Roubemos a um espectáculo anterior de Marlene Monteiro Freitas o título que nos serve como pista para ler De marfim e Carne – As estátuas também sofrem, coreografia que esta sexta-feira se estreia no teatro Maria Matos, em Lisboa, no âmbito do Alkantara Festival.

O modo como a coreógrafa tem procurado explorar as fronteiras da complementaridade entre o que é móvel e o que é fixo sugere que o movimento a que os corpos dos bailarinos se sujeitam é, também ele, um território de contradições. As coreografias de Marlene Monteiro Freitas (n. 1979, ilha do Sal, Cabo Verde) exploram uma ideia de corpo como entidade em ferida, como se os movimentos fossem modos de o cicatrizar. A violência dos seus gestos não é mais exposta por parecer que os seus bailarinos agem sem defesas num palco que muitas vezes se assemelha a uma arena.

Vimos já como mesmo o mais árido dos terreiros é vigiado por um olhar de cuidado e atenção. Paraíso – Colecção Privada, opus magnifico que Marlene Monteiro Freitas estreou em 2012, era um exemplo de redenção ex machina, um jogo de espelhos e ambiguidades em que a coreógrafa se divertia a brincar com a entrega dos bailarinos e, a partir da perda de identidade, os manipulava para, com esses corpos agora anónimos, construir uma nova ordem social.

De Marfim e Carne – As estátuas também sofrem é, de certo modo, um prolongamento dessa terra de ninguém que Marlene tão bem sabe desenhar e para onde atira os corpos dos intérpretes. É aqui que entra o título da sua coreografia de 2009, A Seriedade do Animal, nome que já havia roubado a Brecht. A coreógrafa fala-nos de um desejo de perceber o que nos aproxima, na nossa mobilidade, das estátuas e daquilo que as humaniza. “São estados de petrificação”, reflecte, ao olhar para o que os corpos de Andreas Merk, Betty Tchomanga, Lander Patrick, (aos quais se juntam o da própria coreógrafa, do baterista Cookie e de três músicos amadores, que mudarão a cada apresentação do espectáculo). O que eles fazem, na reacção a um monólogo de Persona, de Bergman, na memória de um dos jantares de A Festa de Babette, no diálogo com as sonoridades dos Arcade Fire e de Omar Souleyman, é “um modo de estar” que é “um modo de estar no lugar de outra coisa”.

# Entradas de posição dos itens
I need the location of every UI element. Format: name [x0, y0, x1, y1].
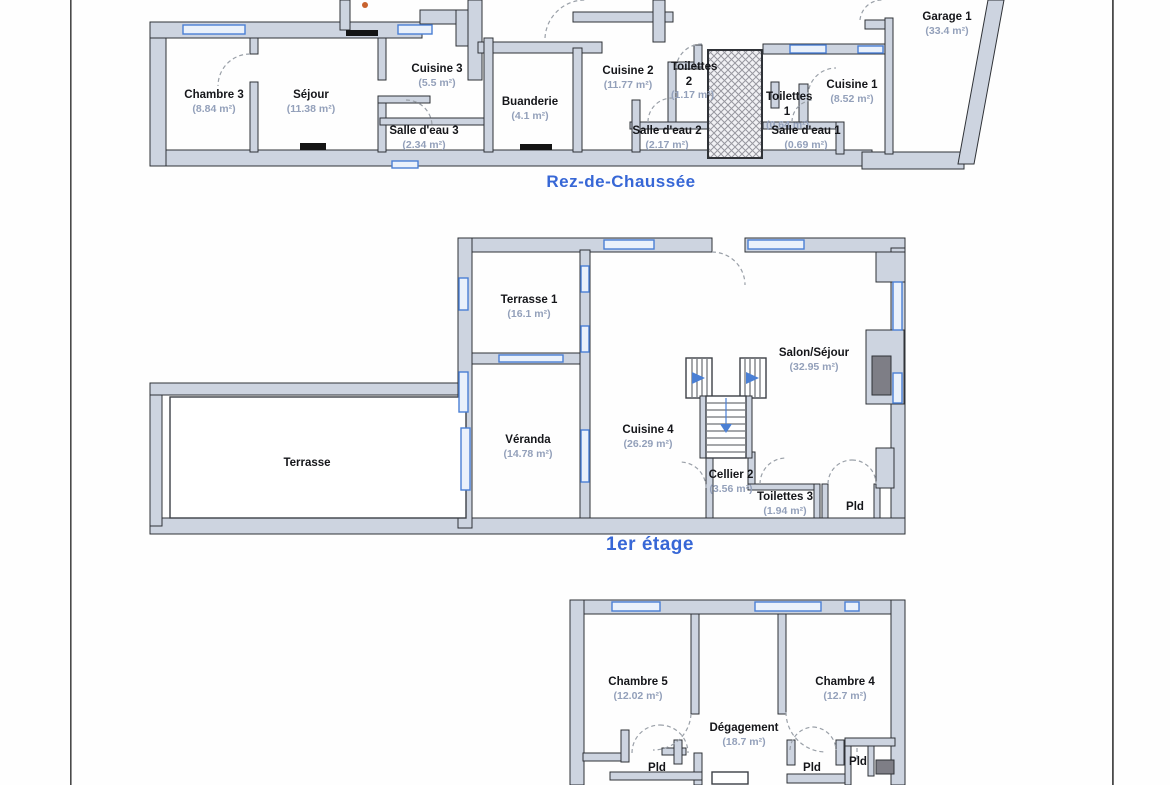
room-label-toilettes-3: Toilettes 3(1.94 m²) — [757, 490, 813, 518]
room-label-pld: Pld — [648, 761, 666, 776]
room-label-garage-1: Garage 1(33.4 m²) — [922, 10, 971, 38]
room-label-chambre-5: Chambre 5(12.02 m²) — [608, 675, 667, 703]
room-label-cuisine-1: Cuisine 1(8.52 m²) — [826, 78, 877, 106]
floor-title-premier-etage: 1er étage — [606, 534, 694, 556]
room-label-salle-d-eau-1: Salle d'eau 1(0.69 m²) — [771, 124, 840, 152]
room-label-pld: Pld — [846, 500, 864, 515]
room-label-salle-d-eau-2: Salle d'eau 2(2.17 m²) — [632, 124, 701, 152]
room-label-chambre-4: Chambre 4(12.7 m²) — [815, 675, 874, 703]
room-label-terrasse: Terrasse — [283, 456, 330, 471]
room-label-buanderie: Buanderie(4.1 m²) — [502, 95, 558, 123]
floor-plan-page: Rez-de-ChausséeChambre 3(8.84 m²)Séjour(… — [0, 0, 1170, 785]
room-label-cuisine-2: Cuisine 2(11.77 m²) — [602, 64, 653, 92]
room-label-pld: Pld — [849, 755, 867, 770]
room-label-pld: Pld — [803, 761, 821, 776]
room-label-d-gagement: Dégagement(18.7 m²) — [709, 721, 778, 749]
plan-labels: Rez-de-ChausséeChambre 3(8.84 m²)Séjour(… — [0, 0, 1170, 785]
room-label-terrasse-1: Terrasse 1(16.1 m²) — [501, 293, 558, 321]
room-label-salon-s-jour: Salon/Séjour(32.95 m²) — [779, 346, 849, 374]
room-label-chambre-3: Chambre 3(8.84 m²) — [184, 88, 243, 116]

# Tarefas
1) No excerto, reescreva a passagem desde "Vimos já como" até "nova ordem social.", inclusive, trocando "terreiros" por "recintos".
2) Resuma o excerto sobre a coreografia de Marlene Monteiro Freitas em duas frases.

# Respostas ao exercício
1)
Vimos já como mesmo o mais árido dos recintos é vigiado por um olhar de cuidado e atenção. Paraíso – Colecção Privada, opus magnifico que Marlene Monteiro Freitas estreou em 2012, era um exemplo de redenção ex machina, um jogo de espelhos e ambiguidades em que a coreógrafa se divertia a brincar com a entrega dos bailarinos e, a partir da perda de identidade, os manipulava para, com esses corpos agora anónimos, construir uma nova ordem social.

2) De Marfim e Carne – As estátuas também sofrem, coreografia de Marlene Monteiro Freitas, estreia-se esta sexta-feira no teatro Maria Matos, em Lisboa, no âmbito do Alkantara Festival. A peça prolonga a terra de ninguém para onde a coreógrafa atira os corpos dos intérpretes, e nela procura-se perceber o que nos aproxima, na nossa mobilidade, das estátuas e daquilo que as humaniza, aquilo a que ela chama “estados de petrificação”.